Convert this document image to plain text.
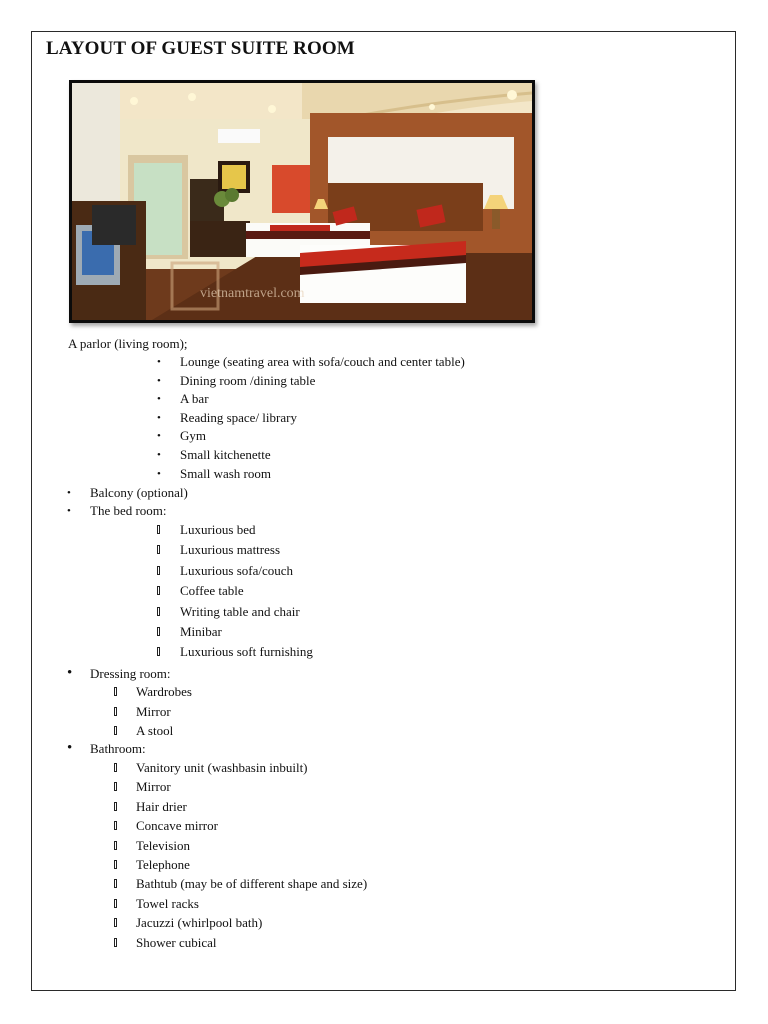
LAYOUT OF GUEST SUITE ROOM
vietnamtravel.com
A parlor (living room);
• Lounge (seating area with sofa/couch and center table)
• Dining room /dining table
• A bar
• Reading space/ library
• Gym
• Small kitchenette
• Small wash room
• Balcony (optional)
• The bed room:
Luxurious bed
Luxurious mattress
Luxurious sofa/couch
Coffee table
Writing table and chair
Minibar
Luxurious soft furnishing
• Dressing room:
Wardrobes
Mirror
A stool
• Bathroom:
Vanitory unit (washbasin inbuilt)
Mirror
Hair drier
Concave mirror
Television
Telephone
Bathtub (may be of different shape and size)
Towel racks
Jacuzzi (whirlpool bath)
Shower cubical
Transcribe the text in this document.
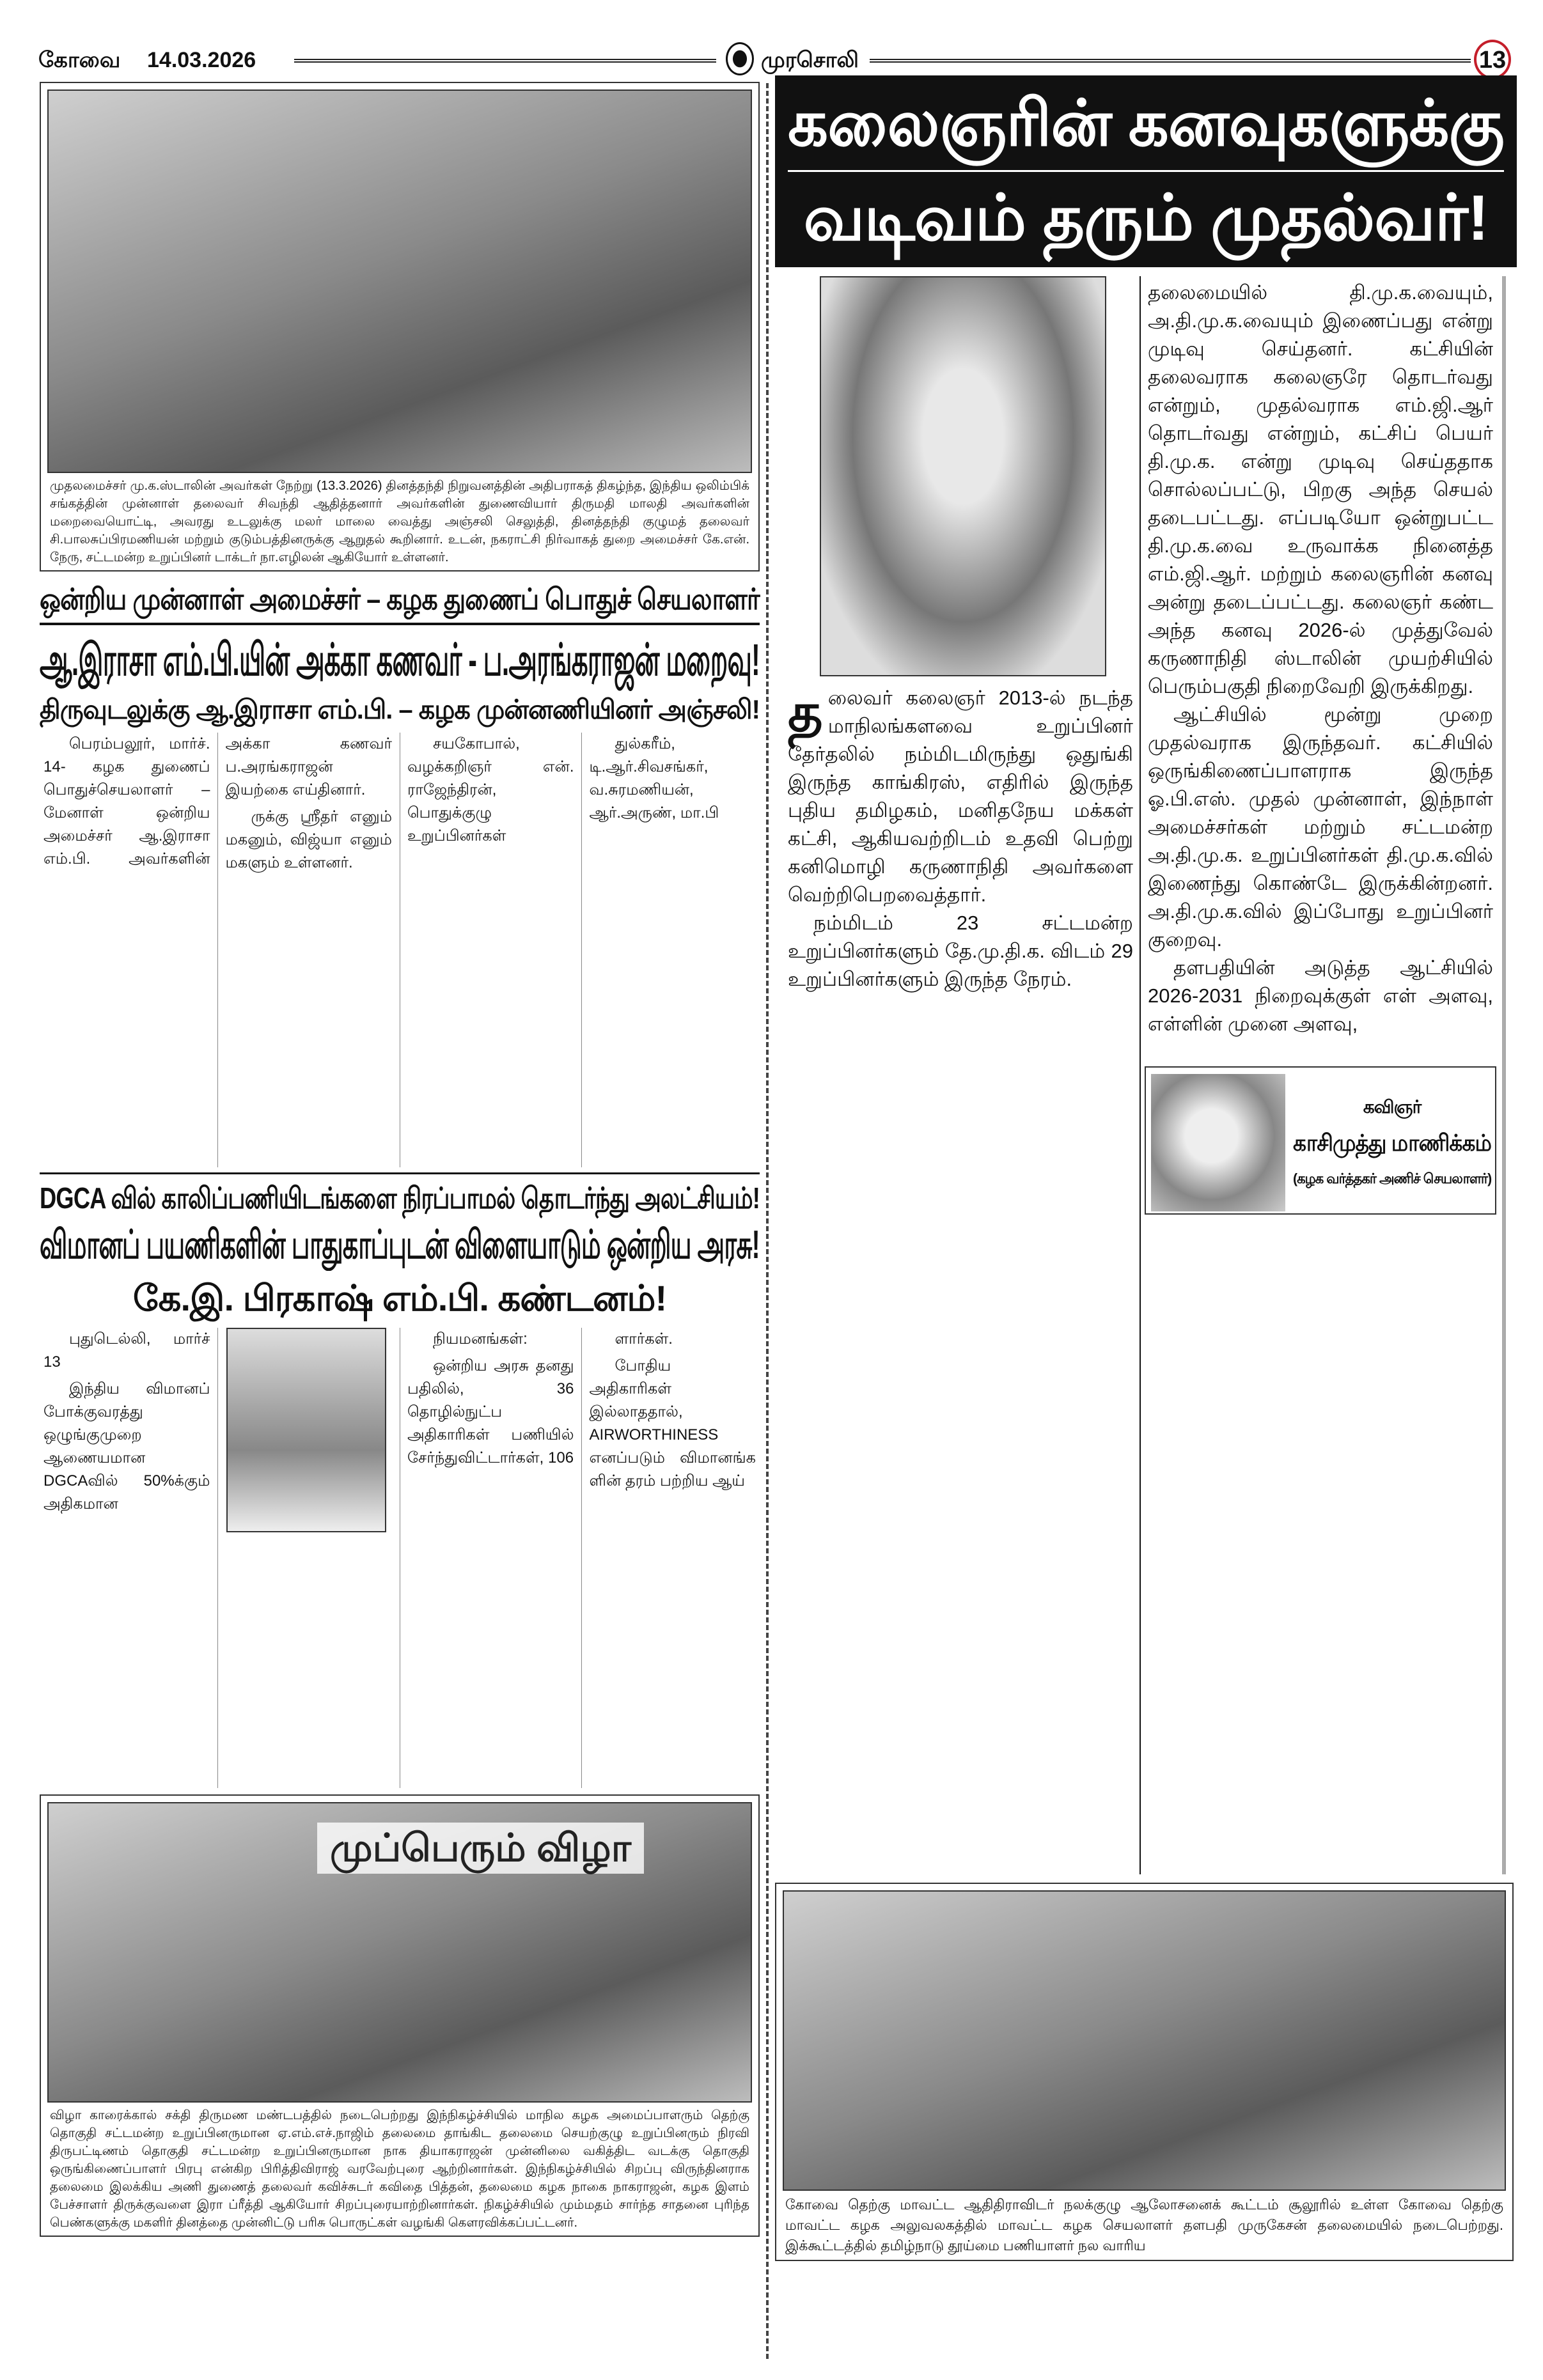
கோவை 14.03.2026	முரசொலி	13
முதலமைச்சர் மு.க.ஸ்டாலின் அவர்கள் நேற்று (13.3.2026) தினத்தந்தி நிறுவனத்தின் அதிபராகத் திகழ்ந்த, இந்திய ஒலிம்பிக் சங்கத்தின் முன்னாள் தலைவர் சிவந்தி ஆதித்தனார் அவர்களின் துணைவியார் திருமதி மாலதி அவர்களின் மறைவையொட்டி, அவரது உடலுக்கு மலர் மாலை வைத்து அஞ்சலி செலுத்தி, தினத்தந்தி குழுமத் தலைவர் சி.பாலசுப்பிரமணியன் மற்றும் குடும்பத்தினருக்கு ஆறுதல் கூறினார். உடன், நகராட்சி நிர்வாகத் துறை அமைச்சர் கே.என். நேரு, சட்டமன்ற உறுப்பினர் டாக்டர் நா.எழிலன் ஆகியோர் உள்ளனர்.
ஒன்றிய முன்னாள் அமைச்சர் – கழக துணைப் பொதுச் செயலாளர்
ஆ.இராசா எம்.பி.யின் அக்கா கணவர் - ப.அரங்கராஜன் மறைவு!
திருவுடலுக்கு ஆ.இராசா எம்.பி. – கழக முன்னணியினர் அஞ்சலி!

பெரம்பலூர், மார்ச். 14- கழக துணைப் பொதுச்செயலாளர் – மேனாள் ஒன்றிய அமைச்சர் ஆ.இராசா எம்.பி. அவர்களின் அக்கா கணவர் ப.அரங்கராஜன் இயற்கை எய்தினார்.

ருக்கு ஸ்ரீதர் எனும் மகனும், விஜ்யா எனும் மகளும் உள்ளனர்.

சயகோபால், வழக்கறிஞர் என். ராஜேந்திரன், பொதுக்குழு உறுப்பினர்கள்

துல்கரீம், டி.ஆர்.சிவசங்கர், வ.சுரமணியன், ஆர்.அருண், மா.பி

DGCA வில் காலிப்பணியிடங்களை நிரப்பாமல் தொடர்ந்து அலட்சியம்!
விமானப் பயணிகளின் பாதுகாப்புடன் விளையாடும் ஒன்றிய அரசு!
கே.இ. பிரகாஷ் எம்.பி. கண்டனம்!

புதுடெல்லி, மார்ச் 13

இந்திய விமானப் போக்குவரத்து ஒழுங்குமுறை ஆணையமான DGCAவில் 50%க்கும் அதிகமான

நியமனங்கள்:

ஒன்றிய அரசு தனது பதிலில், 36 தொழில்நுட்ப அதிகாரிகள் பணியில் சேர்ந்துவிட்டார்கள், 106

ளார்கள்.

போதிய அதிகாரிகள் இல்லாததால், AIRWORTHINESS எனப்படும் விமானங்க ளின் தரம் பற்றிய ஆய்

முப்பெரும் விழா
விழா காரைக்கால் சக்தி திருமண மண்டபத்தில் நடைபெற்றது இந்நிகழ்ச்சியில் மாநில கழக அமைப்பாளரும் தெற்கு தொகுதி சட்டமன்ற உறுப்பினருமான ஏ.எம்.எச்.நாஜிம் தலைமை தாங்கிட தலைமை செயற்குழு உறுப்பினரும் நிரவி திருபட்டிணம் தொகுதி சட்டமன்ற உறுப்பினருமான நாக தியாகராஜன் முன்னிலை வகித்திட வடக்கு தொகுதி ஒருங்கிணைப்பாளர் பிரபு என்கிற பிரித்திவிராஜ் வரவேற்புரை ஆற்றினார்கள். இந்நிகழ்ச்சியில் சிறப்பு விருந்தினராக தலைமை இலக்கிய அணி துணைத் தலைவர் கவிச்சுடர் கவிதை பித்தன், தலைமை கழக நாகை நாகராஜன், கழக இளம் பேச்சாளர் திருக்குவளை இரா ப்ரீத்தி ஆகியோர் சிறப்புரையாற்றினார்கள். நிகழ்ச்சியில் மும்மதம் சார்ந்த சாதனை புரிந்த பெண்களுக்கு மகளிர் தினத்தை முன்னிட்டு பரிசு பொருட்கள் வழங்கி கௌரவிக்கப்பட்டனர்.
கலைஞரின் கனவுகளுக்கு
வடிவம் தரும் முதல்வர்!
த லைவர் கலைஞர் 2013-ல் நடந்த மாநிலங்களவை உறுப்பினர் தேர்தலில் நம்மிடமிருந்து ஒதுங்கி இருந்த காங்கிரஸ், எதிரில் இருந்த புதிய தமிழகம், மனிதநேய மக்கள் கட்சி, ஆகியவற்றிடம் உதவி பெற்று கனிமொழி கருணாநிதி அவர்களை வெற்றிபெறவைத்தார்.

நம்மிடம் 23 சட்டமன்ற உறுப்பினர்களும் தே.மு.தி.க. விடம் 29 உறுப்பினர்களும் இருந்த நேரம்.

தலைமையில் தி.மு.க.வையும், அ.தி.மு.க.வையும் இணைப்பது என்று முடிவு செய்தனர். கட்சியின் தலைவராக கலைஞரே தொடர்வது என்றும், முதல்வராக எம்.ஜி.ஆர் தொடர்வது என்றும், கட்சிப் பெயர் தி.மு.க. என்று முடிவு செய்ததாக சொல்லப்பட்டு, பிறகு அந்த செயல் தடைபட்டது. எப்படியோ ஒன்றுபட்ட தி.மு.க.வை உருவாக்க நினைத்த எம்.ஜி.ஆர். மற்றும் கலைஞரின் கனவு அன்று தடைப்பட்டது. கலைஞர் கண்ட அந்த கனவு 2026-ல் முத்துவேல் கருணாநிதி ஸ்டாலின் முயற்சியில் பெரும்பகுதி நிறைவேறி இருக்கிறது.

ஆட்சியில் மூன்று முறை முதல்வராக இருந்தவர். கட்சியில் ஒருங்கிணைப்பாளராக இருந்த ஓ.பி.எஸ். முதல் முன்னாள், இந்நாள் அமைச்சர்கள் மற்றும் சட்டமன்ற அ.தி.மு.க. உறுப்பினர்கள் தி.மு.க.வில் இணைந்து கொண்டே இருக்கின்றனர். அ.தி.மு.க.வில் இப்போது உறுப்பினர் குறைவு.

தளபதியின் அடுத்த ஆட்சியில் 2026-2031 நிறைவுக்குள் எள் அளவு, எள்ளின் முனை அளவு,

கவிஞர்
காசிமுத்து மாணிக்கம்
(கழக வர்த்தகர் அணிச் செயலாளர்)
கோவை தெற்கு மாவட்ட ஆதிதிராவிடர் நலக்குழு ஆலோசனைக் கூட்டம் சூலூரில் உள்ள கோவை தெற்கு மாவட்ட கழக அலுவலகத்தில் மாவட்ட கழக செயலாளர் தளபதி முருகேசன் தலைமையில் நடைபெற்றது. இக்கூட்டத்தில் தமிழ்நாடு தூய்மை பணியாளர் நல வாரிய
• • •
Pictures in the records above are not copied; print everything else exactly.

Right answer:
Convert this document image to plain text.
LAYOUT OF GUEST SUITE ROOM
vietnamtravel.com
A parlor (living room);
• Lounge (seating area with sofa/couch and center table)
• Dining room /dining table
• A bar
• Reading space/ library
• Gym
• Small kitchenette
• Small wash room
• Balcony (optional)
• The bed room:
Luxurious bed
Luxurious mattress
Luxurious sofa/couch
Coffee table
Writing table and chair
Minibar
Luxurious soft furnishing
• Dressing room:
Wardrobes
Mirror
A stool
• Bathroom:
Vanitory unit (washbasin inbuilt)
Mirror
Hair drier
Concave mirror
Television
Telephone
Bathtub (may be of different shape and size)
Towel racks
Jacuzzi (whirlpool bath)
Shower cubical
Transcribe the text in this document.
கோவை 14.03.2026	முரசொலி	13
முதலமைச்சர் மு.க.ஸ்டாலின் அவர்கள் நேற்று (13.3.2026) தினத்தந்தி நிறுவனத்தின் அதிபராகத் திகழ்ந்த, இந்திய ஒலிம்பிக் சங்கத்தின் முன்னாள் தலைவர் சிவந்தி ஆதித்தனார் அவர்களின் துணைவியார் திருமதி மாலதி அவர்களின் மறைவையொட்டி, அவரது உடலுக்கு மலர் மாலை வைத்து அஞ்சலி செலுத்தி, தினத்தந்தி குழுமத் தலைவர் சி.பாலசுப்பிரமணியன் மற்றும் குடும்பத்தினருக்கு ஆறுதல் கூறினார். உடன், நகராட்சி நிர்வாகத் துறை அமைச்சர் கே.என். நேரு, சட்டமன்ற உறுப்பினர் டாக்டர் நா.எழிலன் ஆகியோர் உள்ளனர்.
ஒன்றிய முன்னாள் அமைச்சர் – கழக துணைப் பொதுச் செயலாளர்
ஆ.இராசா எம்.பி.யின் அக்கா கணவர் - ப.அரங்கராஜன் மறைவு!
திருவுடலுக்கு ஆ.இராசா எம்.பி. – கழக முன்னணியினர் அஞ்சலி!

பெரம்பலூர், மார்ச். 14- கழக துணைப் பொதுச்செயலாளர் – மேனாள் ஒன்றிய அமைச்சர் ஆ.இராசா எம்.பி. அவர்களின் அக்கா கணவர் ப.அரங்கராஜன் இயற்கை எய்தினார்.

ருக்கு ஸ்ரீதர் எனும் மகனும், விஜ்யா எனும் மகளும் உள்ளனர்.

சயகோபால், வழக்கறிஞர் என். ராஜேந்திரன், பொதுக்குழு உறுப்பினர்கள்

துல்கரீம், டி.ஆர்.சிவசங்கர், வ.சுரமணியன், ஆர்.அருண், மா.பி

DGCA வில் காலிப்பணியிடங்களை நிரப்பாமல் தொடர்ந்து அலட்சியம்!
விமானப் பயணிகளின் பாதுகாப்புடன் விளையாடும் ஒன்றிய அரசு!
கே.இ. பிரகாஷ் எம்.பி. கண்டனம்!

புதுடெல்லி, மார்ச் 13

இந்திய விமானப் போக்குவரத்து ஒழுங்குமுறை ஆணையமான DGCAவில் 50%க்கும் அதிகமான

நியமனங்கள்:

ஒன்றிய அரசு தனது பதிலில், 36 தொழில்நுட்ப அதிகாரிகள் பணியில் சேர்ந்துவிட்டார்கள், 106

ளார்கள்.

போதிய அதிகாரிகள் இல்லாததால், AIRWORTHINESS எனப்படும் விமானங்க ளின் தரம் பற்றிய ஆய்

முப்பெரும் விழா
விழா காரைக்கால் சக்தி திருமண மண்டபத்தில் நடைபெற்றது இந்நிகழ்ச்சியில் மாநில கழக அமைப்பாளரும் தெற்கு தொகுதி சட்டமன்ற உறுப்பினருமான ஏ.எம்.எச்.நாஜிம் தலைமை தாங்கிட தலைமை செயற்குழு உறுப்பினரும் நிரவி திருபட்டிணம் தொகுதி சட்டமன்ற உறுப்பினருமான நாக தியாகராஜன் முன்னிலை வகித்திட வடக்கு தொகுதி ஒருங்கிணைப்பாளர் பிரபு என்கிற பிரித்திவிராஜ் வரவேற்புரை ஆற்றினார்கள். இந்நிகழ்ச்சியில் சிறப்பு விருந்தினராக தலைமை இலக்கிய அணி துணைத் தலைவர் கவிச்சுடர் கவிதை பித்தன், தலைமை கழக நாகை நாகராஜன், கழக இளம் பேச்சாளர் திருக்குவளை இரா ப்ரீத்தி ஆகியோர் சிறப்புரையாற்றினார்கள். நிகழ்ச்சியில் மும்மதம் சார்ந்த சாதனை புரிந்த பெண்களுக்கு மகளிர் தினத்தை முன்னிட்டு பரிசு பொருட்கள் வழங்கி கௌரவிக்கப்பட்டனர்.
கலைஞரின் கனவுகளுக்கு
வடிவம் தரும் முதல்வர்!
த லைவர் கலைஞர் 2013-ல் நடந்த மாநிலங்களவை உறுப்பினர் தேர்தலில் நம்மிடமிருந்து ஒதுங்கி இருந்த காங்கிரஸ், எதிரில் இருந்த புதிய தமிழகம், மனிதநேய மக்கள் கட்சி, ஆகியவற்றிடம் உதவி பெற்று கனிமொழி கருணாநிதி அவர்களை வெற்றிபெறவைத்தார்.

நம்மிடம் 23 சட்டமன்ற உறுப்பினர்களும் தே.மு.தி.க. விடம் 29 உறுப்பினர்களும் இருந்த நேரம்.

தலைமையில் தி.மு.க.வையும், அ.தி.மு.க.வையும் இணைப்பது என்று முடிவு செய்தனர். கட்சியின் தலைவராக கலைஞரே தொடர்வது என்றும், முதல்வராக எம்.ஜி.ஆர் தொடர்வது என்றும், கட்சிப் பெயர் தி.மு.க. என்று முடிவு செய்ததாக சொல்லப்பட்டு, பிறகு அந்த செயல் தடைபட்டது. எப்படியோ ஒன்றுபட்ட தி.மு.க.வை உருவாக்க நினைத்த எம்.ஜி.ஆர். மற்றும் கலைஞரின் கனவு அன்று தடைப்பட்டது. கலைஞர் கண்ட அந்த கனவு 2026-ல் முத்துவேல் கருணாநிதி ஸ்டாலின் முயற்சியில் பெரும்பகுதி நிறைவேறி இருக்கிறது.

ஆட்சியில் மூன்று முறை முதல்வராக இருந்தவர். கட்சியில் ஒருங்கிணைப்பாளராக இருந்த ஓ.பி.எஸ். முதல் முன்னாள், இந்நாள் அமைச்சர்கள் மற்றும் சட்டமன்ற அ.தி.மு.க. உறுப்பினர்கள் தி.மு.க.வில் இணைந்து கொண்டே இருக்கின்றனர். அ.தி.மு.க.வில் இப்போது உறுப்பினர் குறைவு.

தளபதியின் அடுத்த ஆட்சியில் 2026-2031 நிறைவுக்குள் எள் அளவு, எள்ளின் முனை அளவு,

கவிஞர்
காசிமுத்து மாணிக்கம்
(கழக வர்த்தகர் அணிச் செயலாளர்)
கோவை தெற்கு மாவட்ட ஆதிதிராவிடர் நலக்குழு ஆலோசனைக் கூட்டம் சூலூரில் உள்ள கோவை தெற்கு மாவட்ட கழக அலுவலகத்தில் மாவட்ட கழக செயலாளர் தளபதி முருகேசன் தலைமையில் நடைபெற்றது. இக்கூட்டத்தில் தமிழ்நாடு தூய்மை பணியாளர் நல வாரிய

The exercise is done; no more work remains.